◆ Materials provided ◆
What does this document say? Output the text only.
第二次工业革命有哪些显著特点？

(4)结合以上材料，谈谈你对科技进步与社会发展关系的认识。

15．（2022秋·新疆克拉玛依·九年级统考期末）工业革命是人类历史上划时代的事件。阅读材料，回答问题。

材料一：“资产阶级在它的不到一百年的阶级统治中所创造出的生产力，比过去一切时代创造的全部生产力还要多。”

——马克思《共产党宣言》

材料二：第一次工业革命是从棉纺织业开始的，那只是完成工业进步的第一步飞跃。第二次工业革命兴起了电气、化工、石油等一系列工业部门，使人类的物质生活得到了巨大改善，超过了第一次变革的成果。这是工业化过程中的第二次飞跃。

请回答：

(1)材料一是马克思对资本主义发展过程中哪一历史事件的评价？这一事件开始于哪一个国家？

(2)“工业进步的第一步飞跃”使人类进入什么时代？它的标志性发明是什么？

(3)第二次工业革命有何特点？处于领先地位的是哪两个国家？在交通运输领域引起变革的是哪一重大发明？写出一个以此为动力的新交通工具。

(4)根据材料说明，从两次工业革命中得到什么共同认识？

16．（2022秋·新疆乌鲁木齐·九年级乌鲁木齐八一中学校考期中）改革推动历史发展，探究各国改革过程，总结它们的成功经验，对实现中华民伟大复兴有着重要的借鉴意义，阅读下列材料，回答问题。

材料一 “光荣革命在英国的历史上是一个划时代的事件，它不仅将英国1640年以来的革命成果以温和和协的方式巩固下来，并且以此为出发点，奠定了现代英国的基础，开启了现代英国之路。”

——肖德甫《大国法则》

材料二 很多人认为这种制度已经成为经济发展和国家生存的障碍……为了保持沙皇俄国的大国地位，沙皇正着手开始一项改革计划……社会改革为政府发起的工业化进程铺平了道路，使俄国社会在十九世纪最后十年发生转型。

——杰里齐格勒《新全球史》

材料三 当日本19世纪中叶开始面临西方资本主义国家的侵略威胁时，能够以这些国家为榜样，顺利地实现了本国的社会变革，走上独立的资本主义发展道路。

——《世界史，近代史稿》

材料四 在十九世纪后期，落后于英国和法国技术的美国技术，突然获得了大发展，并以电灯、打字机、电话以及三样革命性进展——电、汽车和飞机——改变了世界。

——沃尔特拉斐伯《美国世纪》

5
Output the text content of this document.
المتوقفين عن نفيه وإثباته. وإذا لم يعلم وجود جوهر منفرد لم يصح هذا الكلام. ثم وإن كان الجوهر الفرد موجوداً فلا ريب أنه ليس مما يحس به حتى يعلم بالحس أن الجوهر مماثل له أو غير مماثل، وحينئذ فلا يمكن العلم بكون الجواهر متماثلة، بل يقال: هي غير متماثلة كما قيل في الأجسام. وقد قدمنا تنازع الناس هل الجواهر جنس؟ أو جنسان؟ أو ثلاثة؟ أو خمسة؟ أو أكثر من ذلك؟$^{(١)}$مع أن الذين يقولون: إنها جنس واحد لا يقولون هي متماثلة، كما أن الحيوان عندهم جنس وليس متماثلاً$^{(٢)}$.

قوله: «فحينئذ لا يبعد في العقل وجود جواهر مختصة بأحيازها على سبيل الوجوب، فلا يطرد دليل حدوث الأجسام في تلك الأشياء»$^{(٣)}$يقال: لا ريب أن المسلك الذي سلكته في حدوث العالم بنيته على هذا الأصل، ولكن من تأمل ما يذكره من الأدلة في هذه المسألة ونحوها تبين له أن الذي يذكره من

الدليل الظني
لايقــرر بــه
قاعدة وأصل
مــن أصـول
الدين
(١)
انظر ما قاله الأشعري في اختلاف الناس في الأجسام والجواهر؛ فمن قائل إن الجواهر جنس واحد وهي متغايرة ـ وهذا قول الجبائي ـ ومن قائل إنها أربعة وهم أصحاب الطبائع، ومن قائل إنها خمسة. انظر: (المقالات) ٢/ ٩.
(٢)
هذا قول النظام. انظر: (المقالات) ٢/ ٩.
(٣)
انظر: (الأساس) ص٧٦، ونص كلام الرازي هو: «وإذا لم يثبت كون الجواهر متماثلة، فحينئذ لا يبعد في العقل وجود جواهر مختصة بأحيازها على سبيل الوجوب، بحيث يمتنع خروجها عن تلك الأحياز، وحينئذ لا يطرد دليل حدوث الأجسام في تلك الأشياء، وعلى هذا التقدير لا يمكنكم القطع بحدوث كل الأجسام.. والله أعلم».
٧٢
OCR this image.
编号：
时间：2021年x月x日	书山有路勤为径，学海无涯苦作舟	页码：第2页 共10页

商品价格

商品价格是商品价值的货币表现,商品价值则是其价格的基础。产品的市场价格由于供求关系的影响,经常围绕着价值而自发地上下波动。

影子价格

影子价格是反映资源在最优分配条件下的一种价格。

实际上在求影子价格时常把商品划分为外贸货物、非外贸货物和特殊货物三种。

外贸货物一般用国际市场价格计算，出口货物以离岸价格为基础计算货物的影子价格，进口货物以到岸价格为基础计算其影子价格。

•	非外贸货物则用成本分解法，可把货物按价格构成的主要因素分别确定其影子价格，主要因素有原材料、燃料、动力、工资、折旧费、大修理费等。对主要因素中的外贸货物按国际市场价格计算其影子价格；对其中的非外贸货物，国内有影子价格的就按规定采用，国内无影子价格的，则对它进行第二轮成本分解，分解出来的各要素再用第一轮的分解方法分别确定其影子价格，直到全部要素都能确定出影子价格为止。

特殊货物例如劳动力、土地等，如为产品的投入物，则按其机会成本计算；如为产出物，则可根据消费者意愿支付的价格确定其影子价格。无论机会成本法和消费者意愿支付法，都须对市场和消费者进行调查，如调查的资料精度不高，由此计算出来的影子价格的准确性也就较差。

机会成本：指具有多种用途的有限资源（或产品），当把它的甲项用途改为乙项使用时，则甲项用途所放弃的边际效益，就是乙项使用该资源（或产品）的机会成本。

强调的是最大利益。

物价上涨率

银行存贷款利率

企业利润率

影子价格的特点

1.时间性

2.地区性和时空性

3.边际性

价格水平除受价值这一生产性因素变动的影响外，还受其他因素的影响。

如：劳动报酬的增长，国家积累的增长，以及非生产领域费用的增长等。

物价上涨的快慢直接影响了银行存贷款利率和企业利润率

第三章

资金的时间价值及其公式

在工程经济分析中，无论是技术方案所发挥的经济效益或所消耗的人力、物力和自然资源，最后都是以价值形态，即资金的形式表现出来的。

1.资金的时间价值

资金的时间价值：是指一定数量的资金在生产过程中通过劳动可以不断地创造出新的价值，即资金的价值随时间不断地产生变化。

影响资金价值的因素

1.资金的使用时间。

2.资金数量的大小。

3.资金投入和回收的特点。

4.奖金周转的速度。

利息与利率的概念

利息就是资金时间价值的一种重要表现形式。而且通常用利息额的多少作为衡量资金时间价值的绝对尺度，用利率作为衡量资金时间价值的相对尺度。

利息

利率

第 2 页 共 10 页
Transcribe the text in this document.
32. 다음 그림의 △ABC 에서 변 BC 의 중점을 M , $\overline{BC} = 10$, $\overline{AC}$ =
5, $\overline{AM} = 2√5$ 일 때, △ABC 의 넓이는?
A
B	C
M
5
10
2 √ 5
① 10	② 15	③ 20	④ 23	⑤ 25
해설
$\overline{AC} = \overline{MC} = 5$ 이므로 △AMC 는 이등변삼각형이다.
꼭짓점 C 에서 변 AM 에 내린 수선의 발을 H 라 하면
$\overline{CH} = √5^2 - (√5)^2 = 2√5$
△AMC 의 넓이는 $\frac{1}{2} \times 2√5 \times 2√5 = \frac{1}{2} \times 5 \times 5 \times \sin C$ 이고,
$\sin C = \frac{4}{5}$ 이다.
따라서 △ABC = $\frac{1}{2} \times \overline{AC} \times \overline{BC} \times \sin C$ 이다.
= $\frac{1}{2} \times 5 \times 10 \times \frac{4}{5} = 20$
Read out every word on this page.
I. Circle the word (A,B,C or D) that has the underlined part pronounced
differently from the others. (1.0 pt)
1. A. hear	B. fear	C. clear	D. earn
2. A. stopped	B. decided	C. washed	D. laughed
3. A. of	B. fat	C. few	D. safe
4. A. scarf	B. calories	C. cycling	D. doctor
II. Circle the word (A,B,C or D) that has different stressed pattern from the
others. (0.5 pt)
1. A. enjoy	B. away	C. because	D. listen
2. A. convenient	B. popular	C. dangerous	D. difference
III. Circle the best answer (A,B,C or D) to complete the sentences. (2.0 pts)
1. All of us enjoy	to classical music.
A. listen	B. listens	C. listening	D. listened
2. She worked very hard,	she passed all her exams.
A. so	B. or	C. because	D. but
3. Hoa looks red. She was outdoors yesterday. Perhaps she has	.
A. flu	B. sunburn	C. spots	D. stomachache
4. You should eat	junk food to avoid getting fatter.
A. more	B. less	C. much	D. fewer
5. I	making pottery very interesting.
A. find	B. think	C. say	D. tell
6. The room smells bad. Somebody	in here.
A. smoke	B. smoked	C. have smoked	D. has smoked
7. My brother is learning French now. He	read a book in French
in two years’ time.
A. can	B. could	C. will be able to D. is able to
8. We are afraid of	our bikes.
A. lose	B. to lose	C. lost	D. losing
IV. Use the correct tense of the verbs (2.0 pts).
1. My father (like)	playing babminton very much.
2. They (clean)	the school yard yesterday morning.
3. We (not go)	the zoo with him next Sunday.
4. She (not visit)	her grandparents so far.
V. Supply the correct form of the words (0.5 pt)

◆ Your instructions ◆
Show each line of the listing that holds the string "enjoy".

◆ Exercise result ◆
1. A. enjoy	B. away	C. because	D. listen
1. All of us enjoy	to classical music.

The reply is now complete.